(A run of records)
_ _ _ _

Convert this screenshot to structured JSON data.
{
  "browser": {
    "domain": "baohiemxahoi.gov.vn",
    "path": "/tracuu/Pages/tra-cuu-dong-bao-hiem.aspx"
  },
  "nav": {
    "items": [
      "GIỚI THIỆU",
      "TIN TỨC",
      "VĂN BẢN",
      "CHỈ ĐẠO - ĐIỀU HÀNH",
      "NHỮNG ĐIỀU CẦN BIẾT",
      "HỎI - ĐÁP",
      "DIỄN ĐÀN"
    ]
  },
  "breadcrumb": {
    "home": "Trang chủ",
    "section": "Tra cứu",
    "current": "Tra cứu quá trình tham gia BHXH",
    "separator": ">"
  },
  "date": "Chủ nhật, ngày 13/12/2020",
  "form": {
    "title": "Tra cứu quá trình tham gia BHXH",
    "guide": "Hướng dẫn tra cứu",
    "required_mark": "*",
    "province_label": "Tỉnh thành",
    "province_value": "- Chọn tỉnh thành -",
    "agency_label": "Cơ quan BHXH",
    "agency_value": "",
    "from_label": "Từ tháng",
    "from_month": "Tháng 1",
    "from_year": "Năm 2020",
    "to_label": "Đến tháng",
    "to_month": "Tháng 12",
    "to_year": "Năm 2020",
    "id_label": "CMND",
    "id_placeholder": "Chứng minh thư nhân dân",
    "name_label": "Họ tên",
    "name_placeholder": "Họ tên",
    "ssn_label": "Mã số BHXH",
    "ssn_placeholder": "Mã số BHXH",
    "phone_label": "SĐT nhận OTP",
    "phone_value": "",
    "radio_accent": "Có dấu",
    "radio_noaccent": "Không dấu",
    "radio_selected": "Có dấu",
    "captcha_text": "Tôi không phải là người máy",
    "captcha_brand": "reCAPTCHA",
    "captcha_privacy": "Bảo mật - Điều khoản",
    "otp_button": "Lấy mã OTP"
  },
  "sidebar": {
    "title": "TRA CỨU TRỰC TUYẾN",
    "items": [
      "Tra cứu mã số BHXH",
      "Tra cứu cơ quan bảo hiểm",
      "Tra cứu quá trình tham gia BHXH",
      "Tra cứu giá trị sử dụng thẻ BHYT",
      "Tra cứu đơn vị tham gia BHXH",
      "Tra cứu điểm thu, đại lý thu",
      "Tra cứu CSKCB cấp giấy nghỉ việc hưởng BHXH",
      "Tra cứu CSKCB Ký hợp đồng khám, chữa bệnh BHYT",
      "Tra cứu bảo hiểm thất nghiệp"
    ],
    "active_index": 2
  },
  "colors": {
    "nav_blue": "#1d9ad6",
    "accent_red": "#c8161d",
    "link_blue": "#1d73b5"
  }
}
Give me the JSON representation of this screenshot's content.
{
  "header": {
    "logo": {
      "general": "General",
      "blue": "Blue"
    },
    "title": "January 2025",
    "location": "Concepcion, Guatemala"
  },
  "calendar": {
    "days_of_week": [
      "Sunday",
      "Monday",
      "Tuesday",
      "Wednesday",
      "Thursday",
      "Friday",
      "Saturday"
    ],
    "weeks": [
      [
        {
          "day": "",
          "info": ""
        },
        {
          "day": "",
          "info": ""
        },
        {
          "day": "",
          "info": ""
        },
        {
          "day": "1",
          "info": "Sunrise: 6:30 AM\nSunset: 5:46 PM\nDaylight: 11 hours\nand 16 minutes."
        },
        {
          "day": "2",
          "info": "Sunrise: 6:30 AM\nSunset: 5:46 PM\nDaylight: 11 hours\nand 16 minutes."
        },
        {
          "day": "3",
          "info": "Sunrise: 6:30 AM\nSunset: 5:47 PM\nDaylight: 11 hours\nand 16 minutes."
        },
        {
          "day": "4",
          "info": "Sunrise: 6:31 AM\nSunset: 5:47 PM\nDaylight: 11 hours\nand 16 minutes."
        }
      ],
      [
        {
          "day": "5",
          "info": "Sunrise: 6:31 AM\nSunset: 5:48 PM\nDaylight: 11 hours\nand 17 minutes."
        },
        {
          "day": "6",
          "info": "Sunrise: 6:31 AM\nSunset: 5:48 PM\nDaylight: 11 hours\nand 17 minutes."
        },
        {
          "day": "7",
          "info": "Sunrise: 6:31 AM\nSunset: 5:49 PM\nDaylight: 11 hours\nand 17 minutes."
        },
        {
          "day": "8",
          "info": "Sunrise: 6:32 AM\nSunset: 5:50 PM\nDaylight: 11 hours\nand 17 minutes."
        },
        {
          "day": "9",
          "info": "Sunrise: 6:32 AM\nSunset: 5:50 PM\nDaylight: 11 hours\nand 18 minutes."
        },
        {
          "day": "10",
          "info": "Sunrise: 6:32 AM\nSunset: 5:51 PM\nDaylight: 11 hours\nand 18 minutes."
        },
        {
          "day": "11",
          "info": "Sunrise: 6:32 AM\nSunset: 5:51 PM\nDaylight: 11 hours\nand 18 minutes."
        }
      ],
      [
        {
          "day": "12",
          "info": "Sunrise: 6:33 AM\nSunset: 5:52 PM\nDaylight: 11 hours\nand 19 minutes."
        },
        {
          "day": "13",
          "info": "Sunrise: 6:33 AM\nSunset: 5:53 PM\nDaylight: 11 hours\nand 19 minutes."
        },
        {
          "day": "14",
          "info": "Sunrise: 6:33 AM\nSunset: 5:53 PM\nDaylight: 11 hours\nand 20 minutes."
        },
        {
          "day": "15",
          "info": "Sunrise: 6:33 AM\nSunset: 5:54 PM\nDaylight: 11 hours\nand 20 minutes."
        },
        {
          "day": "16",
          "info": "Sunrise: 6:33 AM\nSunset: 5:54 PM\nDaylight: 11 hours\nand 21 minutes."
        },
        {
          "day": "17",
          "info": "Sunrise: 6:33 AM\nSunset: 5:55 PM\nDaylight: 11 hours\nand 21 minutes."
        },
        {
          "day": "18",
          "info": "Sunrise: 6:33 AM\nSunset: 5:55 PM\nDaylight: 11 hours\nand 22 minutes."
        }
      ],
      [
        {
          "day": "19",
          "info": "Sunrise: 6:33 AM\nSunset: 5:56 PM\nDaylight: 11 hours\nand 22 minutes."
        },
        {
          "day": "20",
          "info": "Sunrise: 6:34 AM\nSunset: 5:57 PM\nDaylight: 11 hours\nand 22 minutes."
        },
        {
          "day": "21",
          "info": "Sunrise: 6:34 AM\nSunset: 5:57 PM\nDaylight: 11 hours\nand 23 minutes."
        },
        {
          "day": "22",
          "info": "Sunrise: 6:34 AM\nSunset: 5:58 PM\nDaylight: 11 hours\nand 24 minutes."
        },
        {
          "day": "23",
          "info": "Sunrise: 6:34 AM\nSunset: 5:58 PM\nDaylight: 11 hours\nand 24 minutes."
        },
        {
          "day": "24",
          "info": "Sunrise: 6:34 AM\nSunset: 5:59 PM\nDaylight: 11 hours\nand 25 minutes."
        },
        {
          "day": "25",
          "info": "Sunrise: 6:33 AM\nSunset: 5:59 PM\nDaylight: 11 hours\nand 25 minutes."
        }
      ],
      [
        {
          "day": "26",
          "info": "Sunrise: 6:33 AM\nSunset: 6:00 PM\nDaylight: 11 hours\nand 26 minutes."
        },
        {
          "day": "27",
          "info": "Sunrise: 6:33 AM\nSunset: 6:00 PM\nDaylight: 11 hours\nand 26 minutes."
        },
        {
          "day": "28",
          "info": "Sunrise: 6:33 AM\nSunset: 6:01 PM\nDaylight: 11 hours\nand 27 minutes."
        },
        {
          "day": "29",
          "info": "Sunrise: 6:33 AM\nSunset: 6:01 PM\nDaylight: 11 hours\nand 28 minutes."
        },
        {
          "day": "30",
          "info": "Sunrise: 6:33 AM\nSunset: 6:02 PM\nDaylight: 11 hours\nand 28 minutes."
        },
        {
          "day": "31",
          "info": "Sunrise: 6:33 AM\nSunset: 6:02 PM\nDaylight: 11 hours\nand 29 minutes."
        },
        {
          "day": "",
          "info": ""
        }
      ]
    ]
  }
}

_ _ _ _

WHAT YOU HAVE TO DO:
Go over the data above and copy every line that has the word "BHXH" in it.

EXERCISE RESPONSE:
    "current": "Tra cứu quá trình tham gia BHXH",
    "title": "Tra cứu quá trình tham gia BHXH",
    "agency_label": "Cơ quan BHXH",
    "ssn_label": "Mã số BHXH",
    "ssn_placeholder": "Mã số BHXH",
      "Tra cứu mã số BHXH",
      "Tra cứu quá trình tham gia BHXH",
      "Tra cứu đơn vị tham gia BHXH",
      "Tra cứu CSKCB cấp giấy nghỉ việc hưởng BHXH",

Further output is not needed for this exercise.